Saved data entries
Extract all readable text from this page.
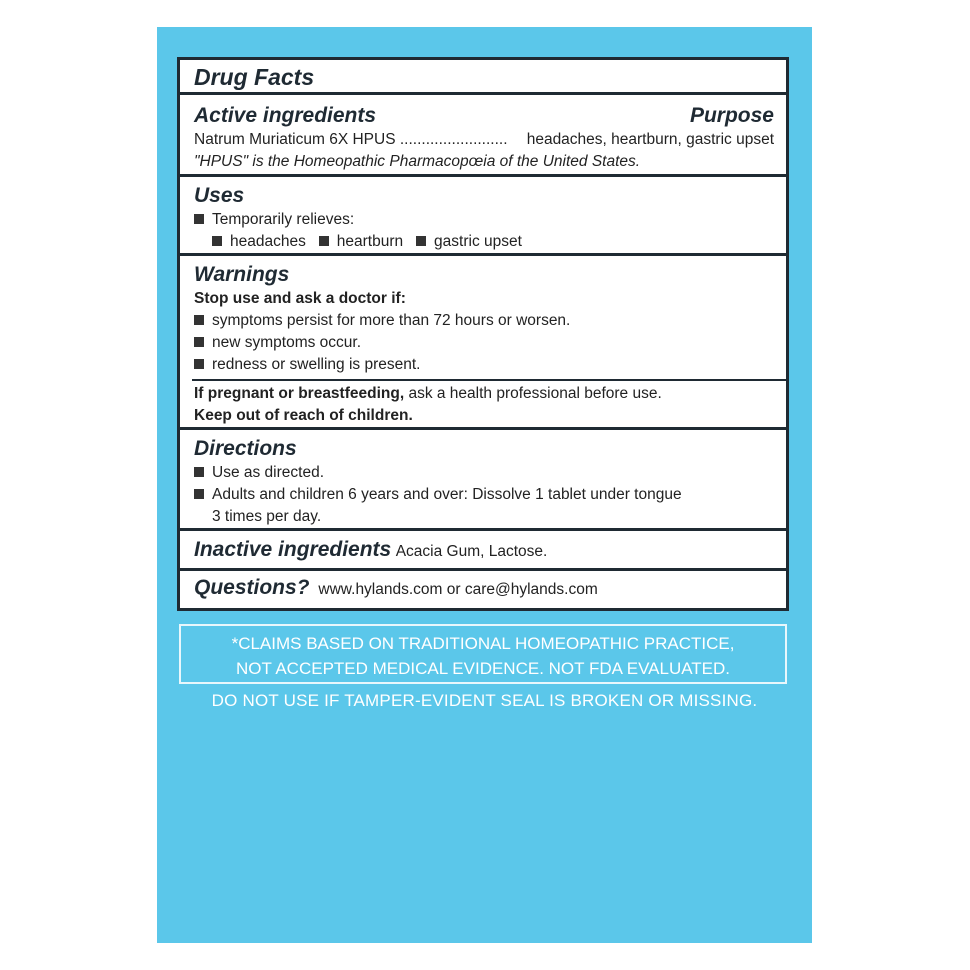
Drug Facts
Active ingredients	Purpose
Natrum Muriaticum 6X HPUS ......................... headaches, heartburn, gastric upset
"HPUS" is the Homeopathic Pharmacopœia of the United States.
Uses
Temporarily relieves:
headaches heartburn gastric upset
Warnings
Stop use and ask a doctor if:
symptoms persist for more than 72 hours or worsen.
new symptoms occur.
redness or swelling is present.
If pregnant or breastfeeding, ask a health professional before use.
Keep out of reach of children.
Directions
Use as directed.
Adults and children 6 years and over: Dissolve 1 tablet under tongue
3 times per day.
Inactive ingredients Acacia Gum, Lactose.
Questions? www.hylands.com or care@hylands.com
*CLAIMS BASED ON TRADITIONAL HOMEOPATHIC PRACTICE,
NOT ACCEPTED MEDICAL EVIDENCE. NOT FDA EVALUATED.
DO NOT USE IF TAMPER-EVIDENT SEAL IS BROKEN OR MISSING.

▶ **Task prompt**
Locate all lines holding the word "symptoms", then copy them out.

▶ **Task response**
symptoms persist for more than 72 hours or worsen.
new symptoms occur.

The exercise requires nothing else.